# Data extracted from a collection
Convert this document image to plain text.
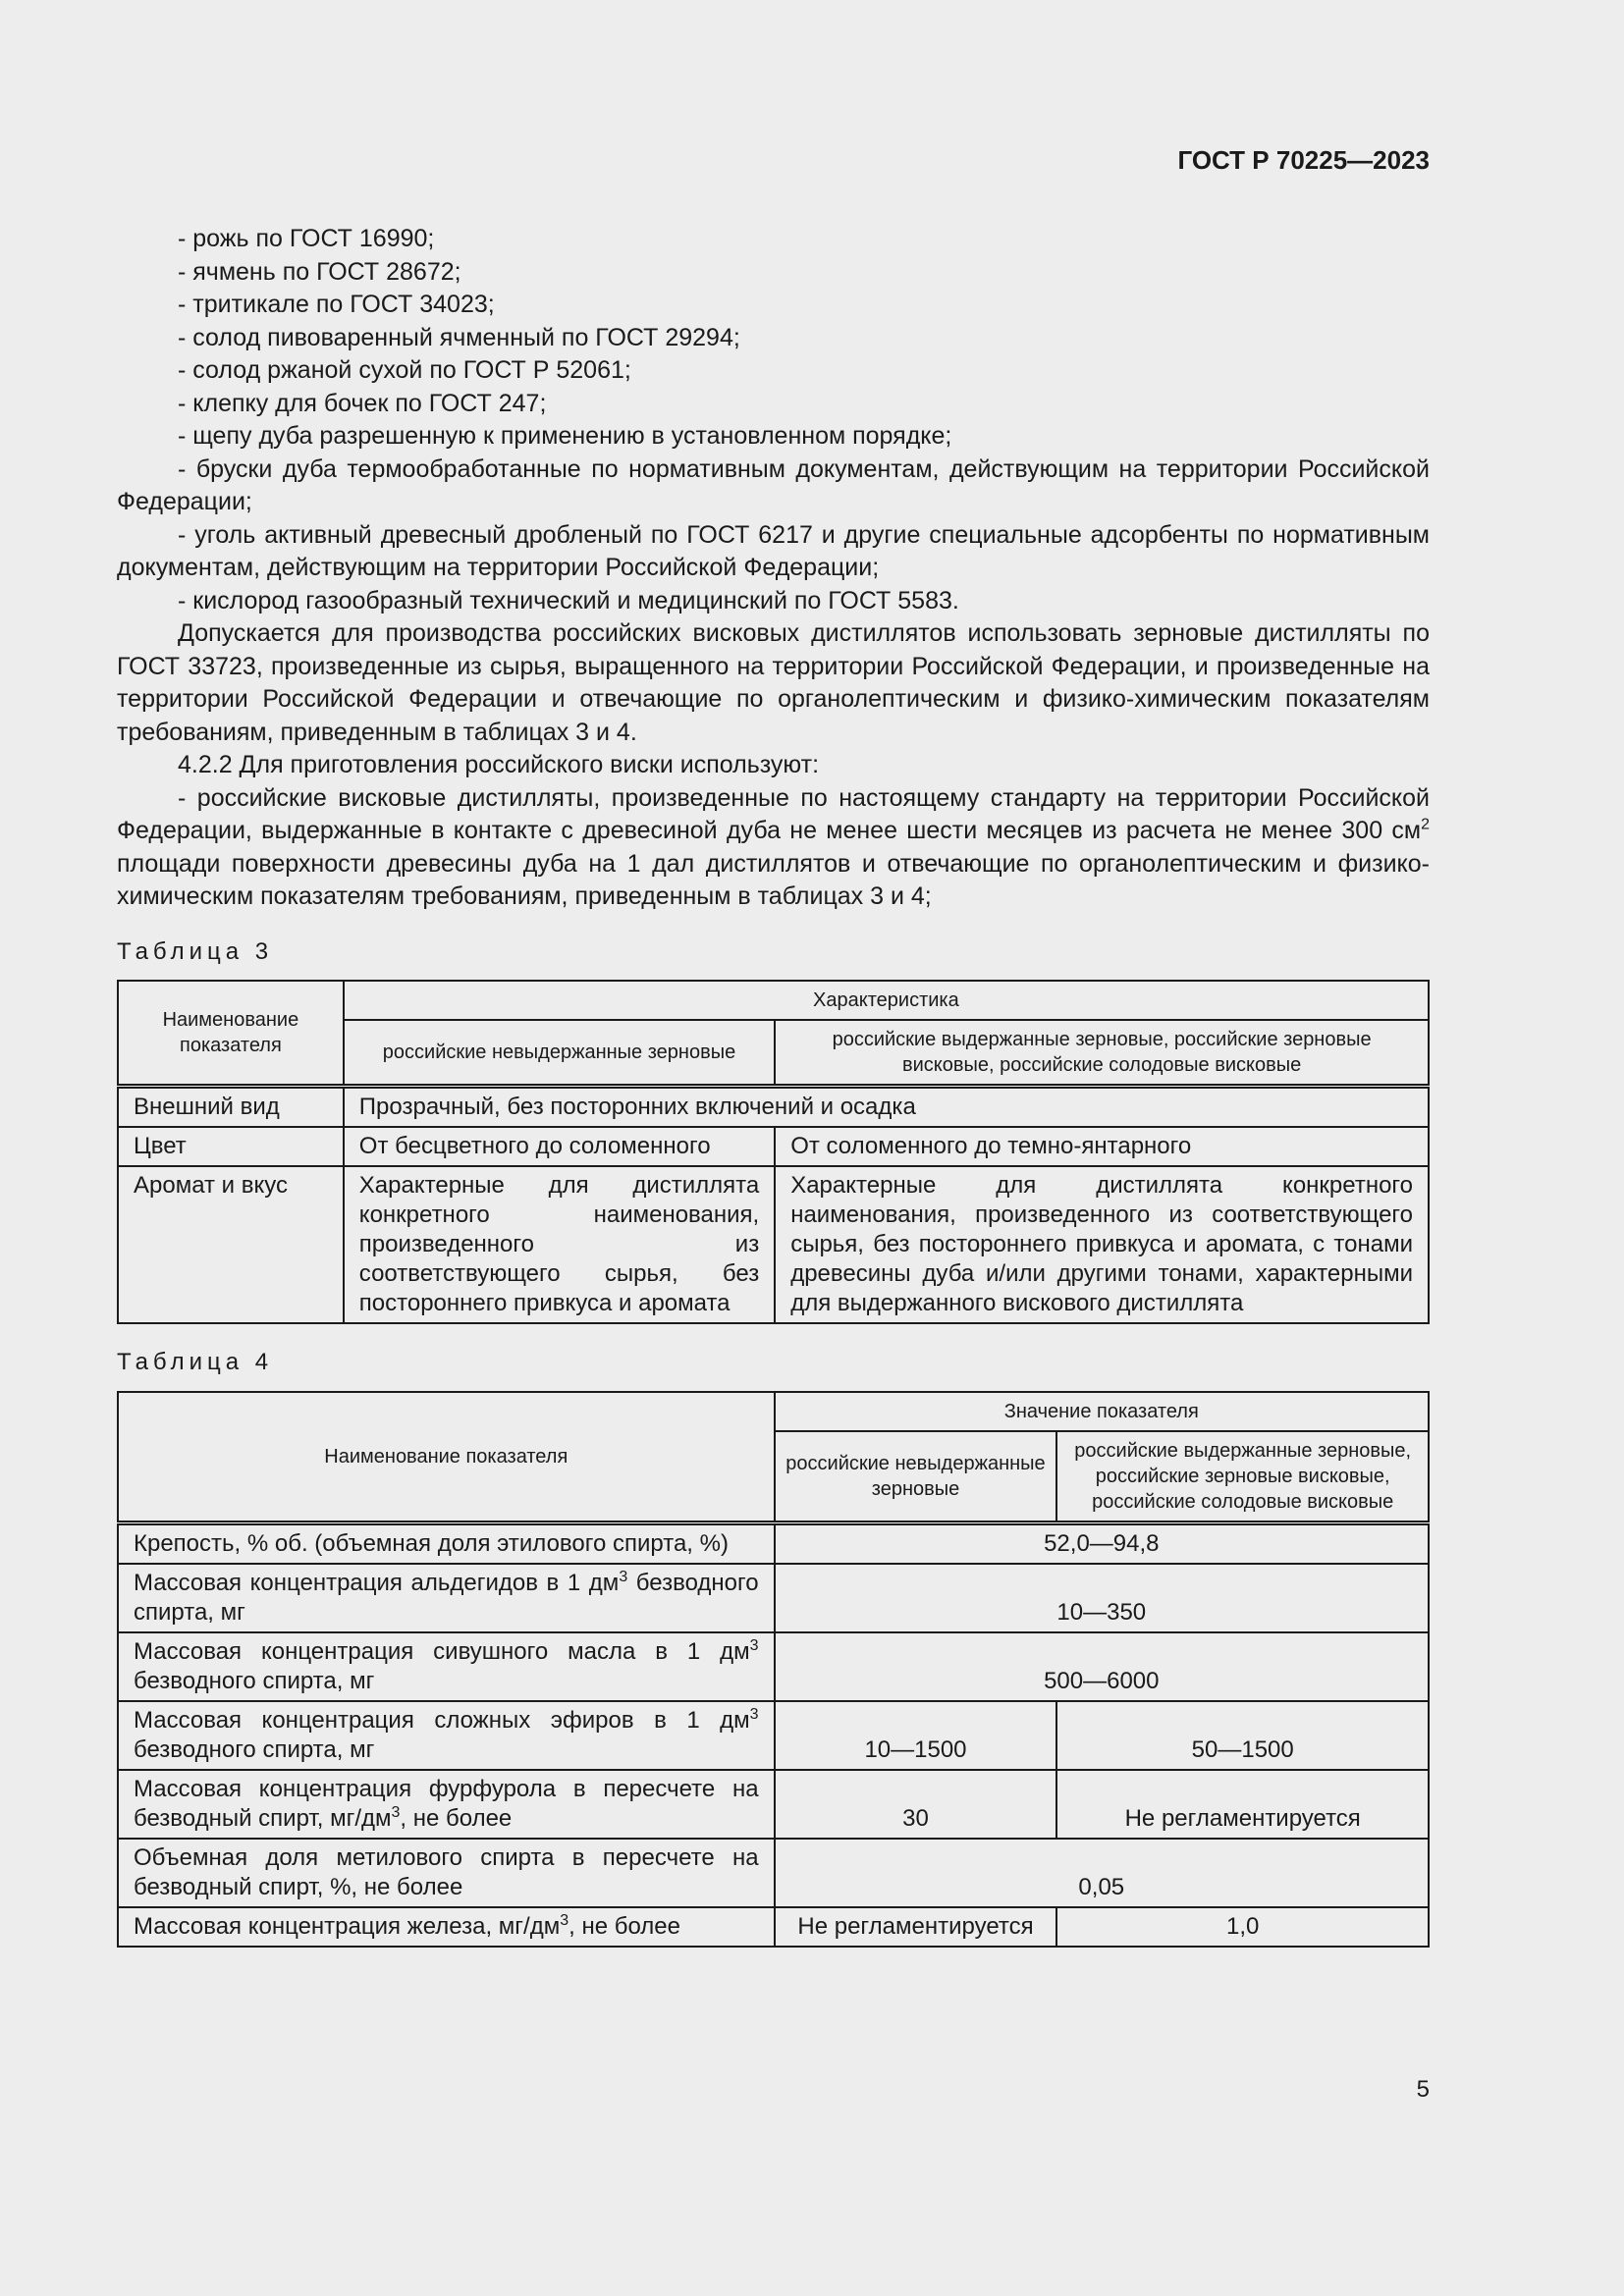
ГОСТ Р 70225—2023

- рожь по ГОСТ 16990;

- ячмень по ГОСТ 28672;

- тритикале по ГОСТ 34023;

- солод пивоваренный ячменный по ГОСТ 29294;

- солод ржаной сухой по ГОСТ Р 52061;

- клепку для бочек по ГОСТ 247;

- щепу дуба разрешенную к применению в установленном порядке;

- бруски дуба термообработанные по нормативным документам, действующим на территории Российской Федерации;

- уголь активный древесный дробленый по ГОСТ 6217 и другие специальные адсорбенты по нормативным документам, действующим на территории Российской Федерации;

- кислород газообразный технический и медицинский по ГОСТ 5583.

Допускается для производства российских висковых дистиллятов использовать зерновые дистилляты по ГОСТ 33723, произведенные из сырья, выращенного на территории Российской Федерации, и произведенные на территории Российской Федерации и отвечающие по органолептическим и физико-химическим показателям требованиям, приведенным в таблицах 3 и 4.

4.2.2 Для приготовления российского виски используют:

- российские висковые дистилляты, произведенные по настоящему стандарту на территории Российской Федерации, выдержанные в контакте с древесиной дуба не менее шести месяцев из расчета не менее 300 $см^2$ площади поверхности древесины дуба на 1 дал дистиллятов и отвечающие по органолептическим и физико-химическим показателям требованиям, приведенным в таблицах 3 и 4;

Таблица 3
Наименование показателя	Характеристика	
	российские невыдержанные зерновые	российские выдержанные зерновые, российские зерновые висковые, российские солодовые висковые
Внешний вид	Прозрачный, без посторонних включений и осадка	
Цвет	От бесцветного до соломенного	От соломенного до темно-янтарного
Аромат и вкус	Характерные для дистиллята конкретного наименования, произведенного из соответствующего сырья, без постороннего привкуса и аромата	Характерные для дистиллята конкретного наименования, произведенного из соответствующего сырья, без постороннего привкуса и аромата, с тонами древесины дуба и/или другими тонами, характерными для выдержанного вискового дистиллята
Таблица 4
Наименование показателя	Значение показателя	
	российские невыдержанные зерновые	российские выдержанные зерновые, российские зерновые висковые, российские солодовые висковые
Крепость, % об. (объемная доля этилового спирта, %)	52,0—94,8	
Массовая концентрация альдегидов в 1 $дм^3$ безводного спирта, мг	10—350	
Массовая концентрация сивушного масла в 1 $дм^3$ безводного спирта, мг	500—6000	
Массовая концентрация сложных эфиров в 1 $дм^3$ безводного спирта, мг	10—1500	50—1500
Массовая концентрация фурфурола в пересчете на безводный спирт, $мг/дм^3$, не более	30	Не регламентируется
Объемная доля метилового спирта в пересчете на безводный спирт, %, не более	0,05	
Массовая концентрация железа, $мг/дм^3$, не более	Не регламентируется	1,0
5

# Task goal
Give every line above again exactly, with no pictures.

# Answer to this task
Convert this document image to plain text.
ГОСТ Р 70225—2023

- рожь по ГОСТ 16990;

- ячмень по ГОСТ 28672;

- тритикале по ГОСТ 34023;

- солод пивоваренный ячменный по ГОСТ 29294;

- солод ржаной сухой по ГОСТ Р 52061;

- клепку для бочек по ГОСТ 247;

- щепу дуба разрешенную к применению в установленном порядке;

- бруски дуба термообработанные по нормативным документам, действующим на территории Российской Федерации;

- уголь активный древесный дробленый по ГОСТ 6217 и другие специальные адсорбенты по нормативным документам, действующим на территории Российской Федерации;

- кислород газообразный технический и медицинский по ГОСТ 5583.

Допускается для производства российских висковых дистиллятов использовать зерновые дистилляты по ГОСТ 33723, произведенные из сырья, выращенного на территории Российской Федерации, и произведенные на территории Российской Федерации и отвечающие по органолептическим и физико-химическим показателям требованиям, приведенным в таблицах 3 и 4.

4.2.2 Для приготовления российского виски используют:

- российские висковые дистилляты, произведенные по настоящему стандарту на территории Российской Федерации, выдержанные в контакте с древесиной дуба не менее шести месяцев из расчета не менее 300 $см^2$ площади поверхности древесины дуба на 1 дал дистиллятов и отвечающие по органолептическим и физико-химическим показателям требованиям, приведенным в таблицах 3 и 4;

Таблица 3
Наименование показателя	Характеристика	
	российские невыдержанные зерновые	российские выдержанные зерновые, российские зерновые висковые, российские солодовые висковые
Внешний вид	Прозрачный, без посторонних включений и осадка	
Цвет	От бесцветного до соломенного	От соломенного до темно-янтарного
Аромат и вкус	Характерные для дистиллята конкретного наименования, произведенного из соответствующего сырья, без постороннего привкуса и аромата	Характерные для дистиллята конкретного наименования, произведенного из соответствующего сырья, без постороннего привкуса и аромата, с тонами древесины дуба и/или другими тонами, характерными для выдержанного вискового дистиллята
Таблица 4
Наименование показателя	Значение показателя	
	российские невыдержанные зерновые	российские выдержанные зерновые, российские зерновые висковые, российские солодовые висковые
Крепость, % об. (объемная доля этилового спирта, %)	52,0—94,8	
Массовая концентрация альдегидов в 1 $дм^3$ безводного спирта, мг	10—350	
Массовая концентрация сивушного масла в 1 $дм^3$ безводного спирта, мг	500—6000	
Массовая концентрация сложных эфиров в 1 $дм^3$ безводного спирта, мг	10—1500	50—1500
Массовая концентрация фурфурола в пересчете на безводный спирт, $мг/дм^3$, не более	30	Не регламентируется
Объемная доля метилового спирта в пересчете на безводный спирт, %, не более	0,05	
Массовая концентрация железа, $мг/дм^3$, не более	Не регламентируется	1,0
5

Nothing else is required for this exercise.